>> START
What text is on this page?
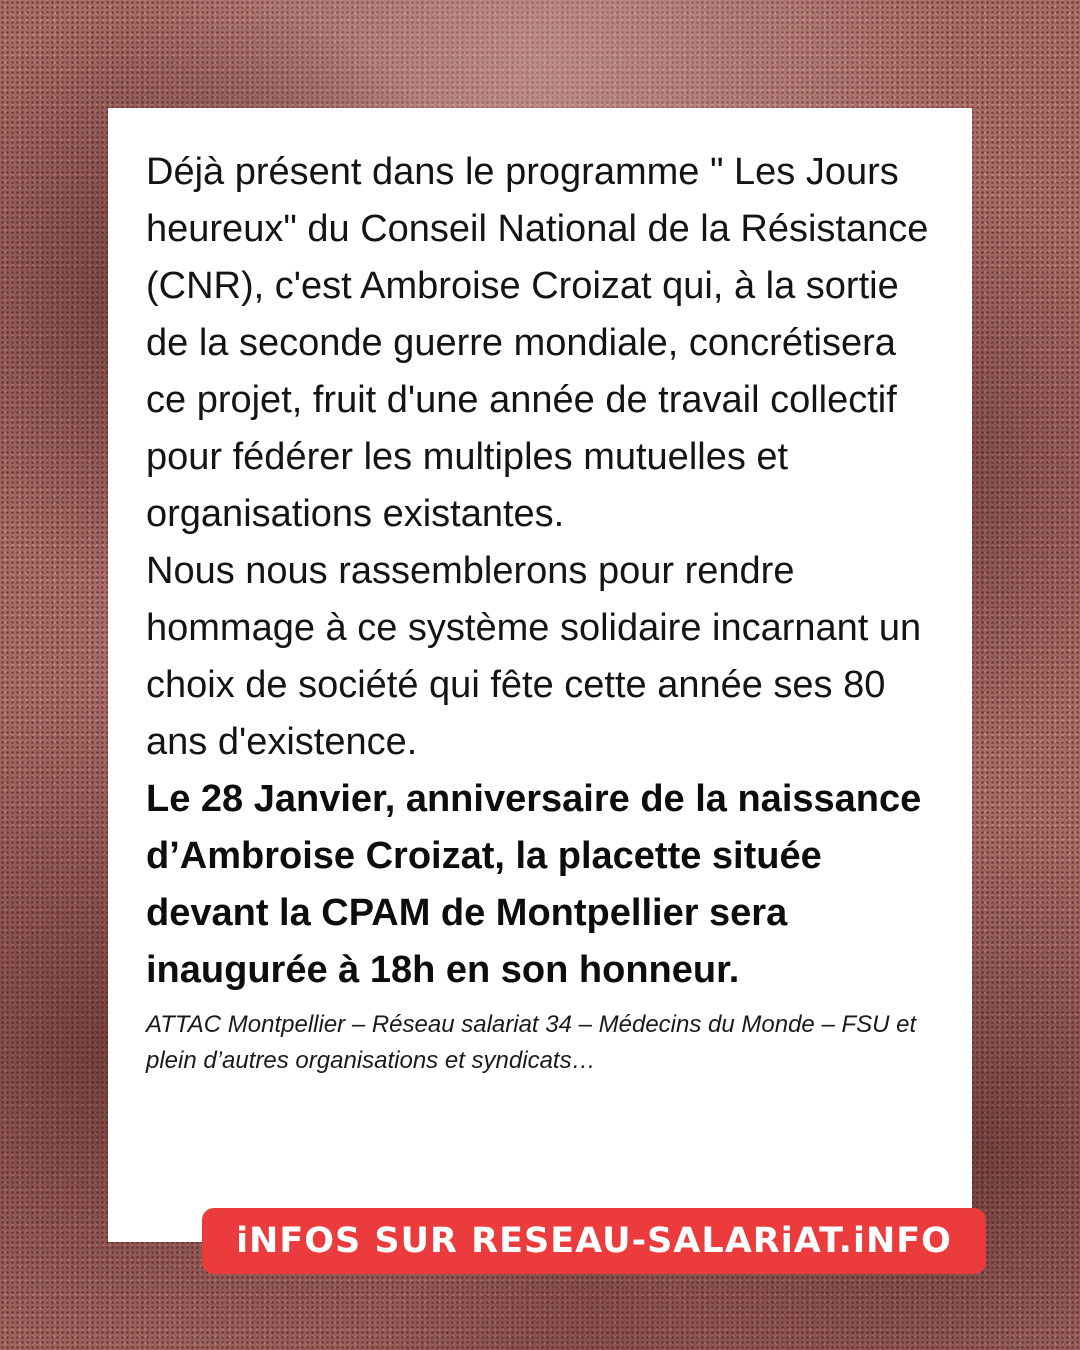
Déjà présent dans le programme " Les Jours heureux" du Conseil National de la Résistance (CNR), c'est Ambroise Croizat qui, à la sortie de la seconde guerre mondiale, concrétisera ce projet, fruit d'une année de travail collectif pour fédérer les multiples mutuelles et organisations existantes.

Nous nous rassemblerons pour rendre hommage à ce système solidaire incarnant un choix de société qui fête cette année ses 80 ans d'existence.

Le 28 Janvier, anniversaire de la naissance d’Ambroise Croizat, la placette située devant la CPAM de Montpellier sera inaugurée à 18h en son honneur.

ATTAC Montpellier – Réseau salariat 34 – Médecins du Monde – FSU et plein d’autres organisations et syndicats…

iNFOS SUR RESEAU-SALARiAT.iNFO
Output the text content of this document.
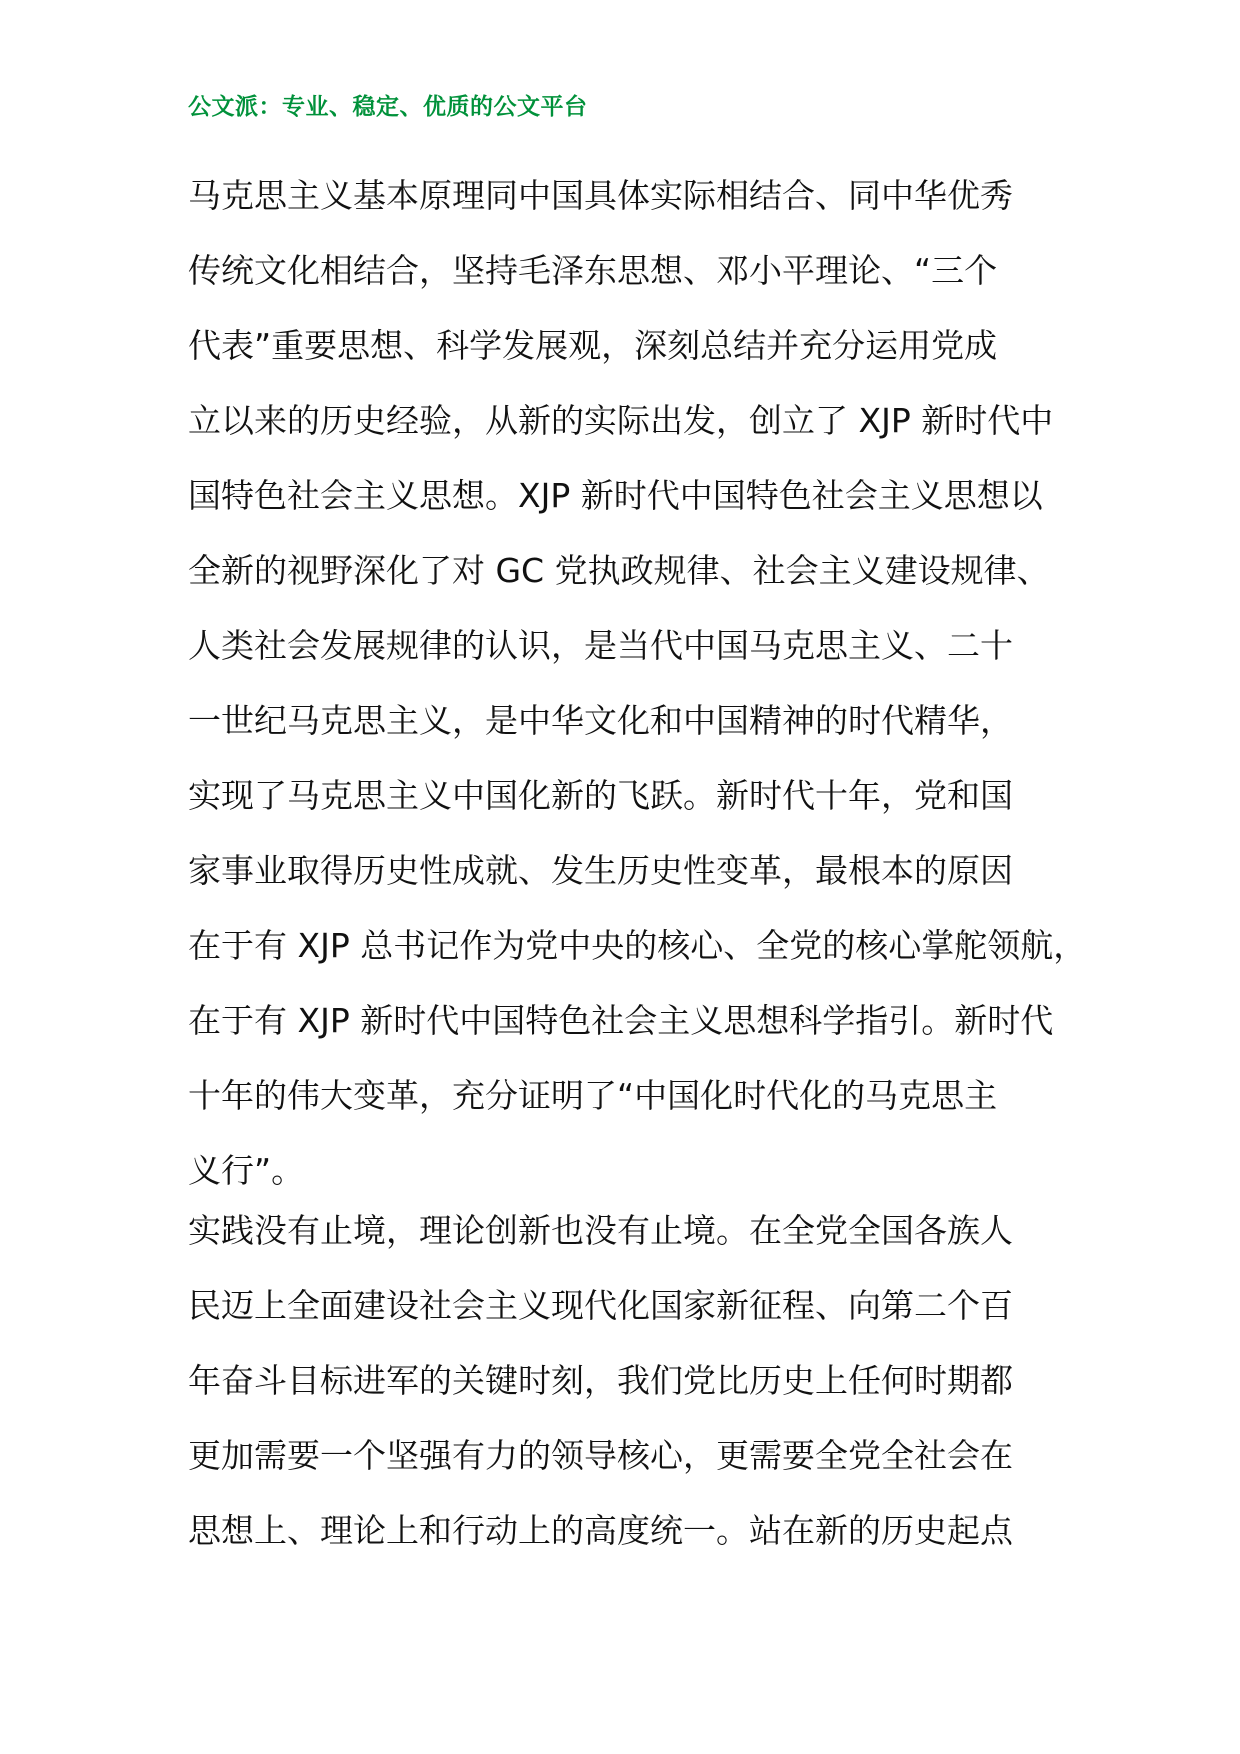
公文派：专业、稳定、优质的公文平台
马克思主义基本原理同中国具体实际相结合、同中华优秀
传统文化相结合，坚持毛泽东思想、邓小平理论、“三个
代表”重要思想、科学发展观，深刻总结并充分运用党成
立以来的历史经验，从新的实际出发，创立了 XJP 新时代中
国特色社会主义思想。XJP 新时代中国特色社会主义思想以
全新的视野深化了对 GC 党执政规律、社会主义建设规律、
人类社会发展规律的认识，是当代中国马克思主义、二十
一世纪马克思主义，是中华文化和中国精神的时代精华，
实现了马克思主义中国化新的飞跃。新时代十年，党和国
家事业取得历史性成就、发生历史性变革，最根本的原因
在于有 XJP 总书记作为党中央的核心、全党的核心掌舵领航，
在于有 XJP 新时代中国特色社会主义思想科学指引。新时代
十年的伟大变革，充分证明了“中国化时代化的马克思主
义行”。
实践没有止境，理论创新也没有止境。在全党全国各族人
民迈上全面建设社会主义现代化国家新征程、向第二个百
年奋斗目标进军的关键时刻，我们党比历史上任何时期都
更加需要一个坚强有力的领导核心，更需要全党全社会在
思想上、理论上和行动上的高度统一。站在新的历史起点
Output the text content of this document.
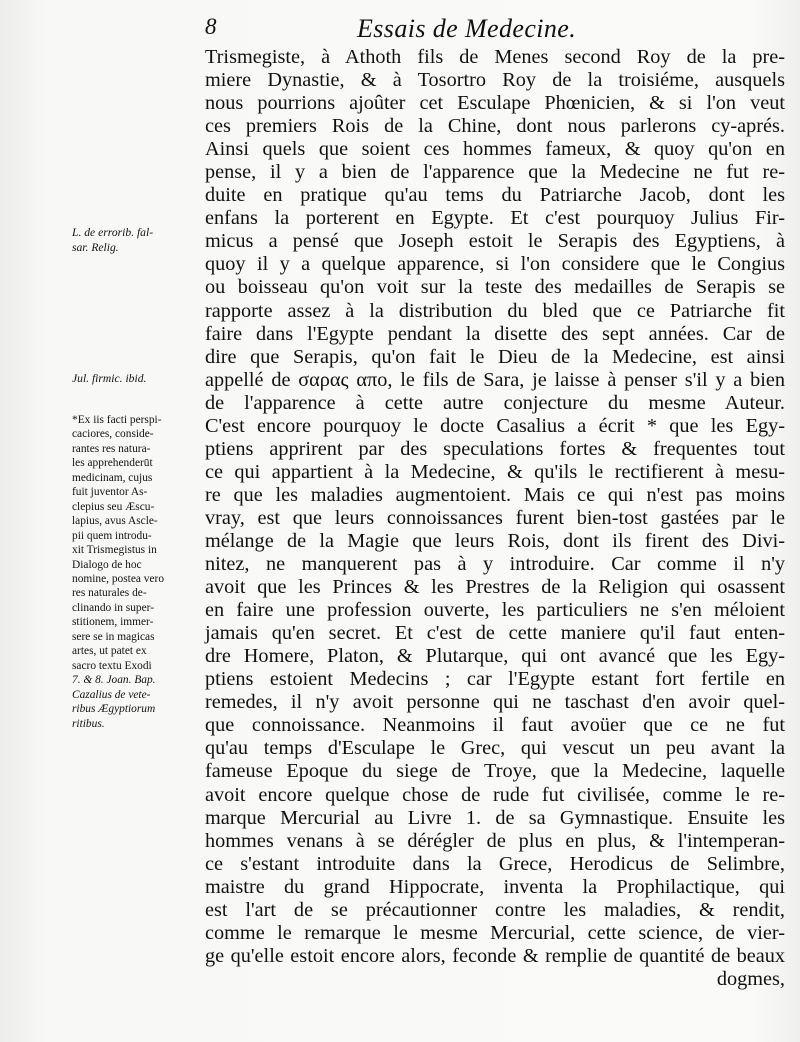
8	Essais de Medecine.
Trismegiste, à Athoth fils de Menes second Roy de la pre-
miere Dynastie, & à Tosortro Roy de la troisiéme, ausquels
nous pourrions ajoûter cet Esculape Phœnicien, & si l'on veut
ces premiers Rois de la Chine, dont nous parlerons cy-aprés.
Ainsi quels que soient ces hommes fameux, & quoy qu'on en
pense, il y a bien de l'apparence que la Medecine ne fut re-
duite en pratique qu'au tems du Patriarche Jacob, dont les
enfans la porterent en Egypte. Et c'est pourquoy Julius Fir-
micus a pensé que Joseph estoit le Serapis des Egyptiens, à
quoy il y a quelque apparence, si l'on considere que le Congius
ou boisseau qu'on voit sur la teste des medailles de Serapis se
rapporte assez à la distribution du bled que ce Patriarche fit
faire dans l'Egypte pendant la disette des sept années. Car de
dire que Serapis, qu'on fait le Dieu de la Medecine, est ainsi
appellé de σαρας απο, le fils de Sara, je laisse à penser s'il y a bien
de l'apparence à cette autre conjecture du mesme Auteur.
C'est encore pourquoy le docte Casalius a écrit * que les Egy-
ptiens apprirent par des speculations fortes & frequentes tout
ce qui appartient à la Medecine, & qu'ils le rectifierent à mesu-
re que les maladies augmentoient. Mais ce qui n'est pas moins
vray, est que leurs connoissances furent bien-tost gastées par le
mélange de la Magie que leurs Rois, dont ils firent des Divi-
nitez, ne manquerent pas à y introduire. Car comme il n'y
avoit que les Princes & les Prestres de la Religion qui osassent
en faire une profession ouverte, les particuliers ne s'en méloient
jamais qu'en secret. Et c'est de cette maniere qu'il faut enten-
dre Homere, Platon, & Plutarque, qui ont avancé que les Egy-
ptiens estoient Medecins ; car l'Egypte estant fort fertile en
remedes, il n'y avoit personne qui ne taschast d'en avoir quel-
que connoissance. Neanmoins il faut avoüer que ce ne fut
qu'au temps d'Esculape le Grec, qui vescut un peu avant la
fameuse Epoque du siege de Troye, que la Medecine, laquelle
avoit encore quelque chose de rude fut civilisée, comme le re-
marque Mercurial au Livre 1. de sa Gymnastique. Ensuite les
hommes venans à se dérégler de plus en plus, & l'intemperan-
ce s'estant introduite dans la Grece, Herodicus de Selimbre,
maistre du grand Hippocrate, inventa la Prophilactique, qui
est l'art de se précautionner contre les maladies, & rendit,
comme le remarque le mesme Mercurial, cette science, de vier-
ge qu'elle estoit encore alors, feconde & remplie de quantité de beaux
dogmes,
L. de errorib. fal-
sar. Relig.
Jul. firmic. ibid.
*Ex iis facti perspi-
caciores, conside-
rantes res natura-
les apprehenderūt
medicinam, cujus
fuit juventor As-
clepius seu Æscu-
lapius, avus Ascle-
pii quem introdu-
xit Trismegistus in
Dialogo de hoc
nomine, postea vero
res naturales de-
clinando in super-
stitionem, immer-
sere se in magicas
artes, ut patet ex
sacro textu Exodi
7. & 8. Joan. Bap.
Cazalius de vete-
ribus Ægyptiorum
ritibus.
>> END
§ The request:
The records above must be transcribed exactly. Pictures are left out of the copy.

§ Output of the task:
What text is on this page?
Déjà présent dans le programme " Les Jours heureux" du Conseil National de la Résistance (CNR), c'est Ambroise Croizat qui, à la sortie de la seconde guerre mondiale, concrétisera ce projet, fruit d'une année de travail collectif pour fédérer les multiples mutuelles et organisations existantes.

Nous nous rassemblerons pour rendre hommage à ce système solidaire incarnant un choix de société qui fête cette année ses 80 ans d'existence.

Le 28 Janvier, anniversaire de la naissance d’Ambroise Croizat, la placette située devant la CPAM de Montpellier sera inaugurée à 18h en son honneur.

ATTAC Montpellier – Réseau salariat 34 – Médecins du Monde – FSU et plein d’autres organisations et syndicats…

iNFOS SUR RESEAU-SALARiAT.iNFO
Output the text content of this document.
公文派：专业、稳定、优质的公文平台
马克思主义基本原理同中国具体实际相结合、同中华优秀
传统文化相结合，坚持毛泽东思想、邓小平理论、“三个
代表”重要思想、科学发展观，深刻总结并充分运用党成
立以来的历史经验，从新的实际出发，创立了 XJP 新时代中
国特色社会主义思想。XJP 新时代中国特色社会主义思想以
全新的视野深化了对 GC 党执政规律、社会主义建设规律、
人类社会发展规律的认识，是当代中国马克思主义、二十
一世纪马克思主义，是中华文化和中国精神的时代精华，
实现了马克思主义中国化新的飞跃。新时代十年，党和国
家事业取得历史性成就、发生历史性变革，最根本的原因
在于有 XJP 总书记作为党中央的核心、全党的核心掌舵领航，
在于有 XJP 新时代中国特色社会主义思想科学指引。新时代
十年的伟大变革，充分证明了“中国化时代化的马克思主
义行”。
实践没有止境，理论创新也没有止境。在全党全国各族人
民迈上全面建设社会主义现代化国家新征程、向第二个百
年奋斗目标进军的关键时刻，我们党比历史上任何时期都
更加需要一个坚强有力的领导核心，更需要全党全社会在
思想上、理论上和行动上的高度统一。站在新的历史起点
Output the text content of this document.
8	Essais de Medecine.
Trismegiste, à Athoth fils de Menes second Roy de la pre-
miere Dynastie, & à Tosortro Roy de la troisiéme, ausquels
nous pourrions ajoûter cet Esculape Phœnicien, & si l'on veut
ces premiers Rois de la Chine, dont nous parlerons cy-aprés.
Ainsi quels que soient ces hommes fameux, & quoy qu'on en
pense, il y a bien de l'apparence que la Medecine ne fut re-
duite en pratique qu'au tems du Patriarche Jacob, dont les
enfans la porterent en Egypte. Et c'est pourquoy Julius Fir-
micus a pensé que Joseph estoit le Serapis des Egyptiens, à
quoy il y a quelque apparence, si l'on considere que le Congius
ou boisseau qu'on voit sur la teste des medailles de Serapis se
rapporte assez à la distribution du bled que ce Patriarche fit
faire dans l'Egypte pendant la disette des sept années. Car de
dire que Serapis, qu'on fait le Dieu de la Medecine, est ainsi
appellé de σαρας απο, le fils de Sara, je laisse à penser s'il y a bien
de l'apparence à cette autre conjecture du mesme Auteur.
C'est encore pourquoy le docte Casalius a écrit * que les Egy-
ptiens apprirent par des speculations fortes & frequentes tout
ce qui appartient à la Medecine, & qu'ils le rectifierent à mesu-
re que les maladies augmentoient. Mais ce qui n'est pas moins
vray, est que leurs connoissances furent bien-tost gastées par le
mélange de la Magie que leurs Rois, dont ils firent des Divi-
nitez, ne manquerent pas à y introduire. Car comme il n'y
avoit que les Princes & les Prestres de la Religion qui osassent
en faire une profession ouverte, les particuliers ne s'en méloient
jamais qu'en secret. Et c'est de cette maniere qu'il faut enten-
dre Homere, Platon, & Plutarque, qui ont avancé que les Egy-
ptiens estoient Medecins ; car l'Egypte estant fort fertile en
remedes, il n'y avoit personne qui ne taschast d'en avoir quel-
que connoissance. Neanmoins il faut avoüer que ce ne fut
qu'au temps d'Esculape le Grec, qui vescut un peu avant la
fameuse Epoque du siege de Troye, que la Medecine, laquelle
avoit encore quelque chose de rude fut civilisée, comme le re-
marque Mercurial au Livre 1. de sa Gymnastique. Ensuite les
hommes venans à se dérégler de plus en plus, & l'intemperan-
ce s'estant introduite dans la Grece, Herodicus de Selimbre,
maistre du grand Hippocrate, inventa la Prophilactique, qui
est l'art de se précautionner contre les maladies, & rendit,
comme le remarque le mesme Mercurial, cette science, de vier-
ge qu'elle estoit encore alors, feconde & remplie de quantité de beaux
dogmes,
L. de errorib. fal-
sar. Relig.
Jul. firmic. ibid.
*Ex iis facti perspi-
caciores, conside-
rantes res natura-
les apprehenderūt
medicinam, cujus
fuit juventor As-
clepius seu Æscu-
lapius, avus Ascle-
pii quem introdu-
xit Trismegistus in
Dialogo de hoc
nomine, postea vero
res naturales de-
clinando in super-
stitionem, immer-
sere se in magicas
artes, ut patet ex
sacro textu Exodi
7. & 8. Joan. Bap.
Cazalius de vete-
ribus Ægyptiorum
ritibus.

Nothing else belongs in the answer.